Record excerpts =>
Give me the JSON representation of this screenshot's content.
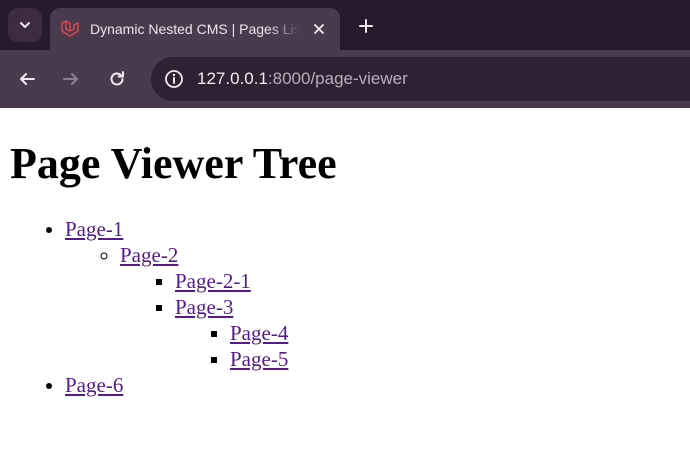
{
  "browser": {
    "tab_title": "Dynamic Nested CMS | Pages List",
    "url_host": "127.0.0.1",
    "url_rest": ":8000/page-viewer"
  },
  "page": {
    "title": "Page Viewer Tree",
    "tree": [
      {
        "label": "Page-1",
        "children": [
          {
            "label": "Page-2",
            "children": [
              {
                "label": "Page-2-1"
              },
              {
                "label": "Page-3",
                "children": [
                  {
                    "label": "Page-4"
                  },
                  {
                    "label": "Page-5"
                  }
                ]
              }
            ]
          }
        ]
      },
      {
        "label": "Page-6"
      }
    ]
  },
  "icons": {
    "tab_menu": "chevron-down-icon",
    "favicon": "laravel-logo-icon",
    "tab_close": "close-icon",
    "new_tab": "plus-icon",
    "back": "arrow-left-icon",
    "forward": "arrow-right-icon",
    "reload": "reload-icon",
    "site_info": "info-icon"
  },
  "colors": {
    "link": "#551a8b",
    "chrome_bg": "#281a2c",
    "toolbar_bg": "#4a3a4e",
    "favicon": "#e0454f"
  }
}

Problem details => From the material above, reproduce everything verbatim except the pictures.

Answer to this exercise =>
Give me the JSON representation of this screenshot's content.
{
  "browser": {
    "tab_title": "Dynamic Nested CMS | Pages List",
    "url_host": "127.0.0.1",
    "url_rest": ":8000/page-viewer"
  },
  "page": {
    "title": "Page Viewer Tree",
    "tree": [
      {
        "label": "Page-1",
        "children": [
          {
            "label": "Page-2",
            "children": [
              {
                "label": "Page-2-1"
              },
              {
                "label": "Page-3",
                "children": [
                  {
                    "label": "Page-4"
                  },
                  {
                    "label": "Page-5"
                  }
                ]
              }
            ]
          }
        ]
      },
      {
        "label": "Page-6"
      }
    ]
  },
  "icons": {
    "tab_menu": "chevron-down-icon",
    "favicon": "laravel-logo-icon",
    "tab_close": "close-icon",
    "new_tab": "plus-icon",
    "back": "arrow-left-icon",
    "forward": "arrow-right-icon",
    "reload": "reload-icon",
    "site_info": "info-icon"
  },
  "colors": {
    "link": "#551a8b",
    "chrome_bg": "#281a2c",
    "toolbar_bg": "#4a3a4e",
    "favicon": "#e0454f"
  }
}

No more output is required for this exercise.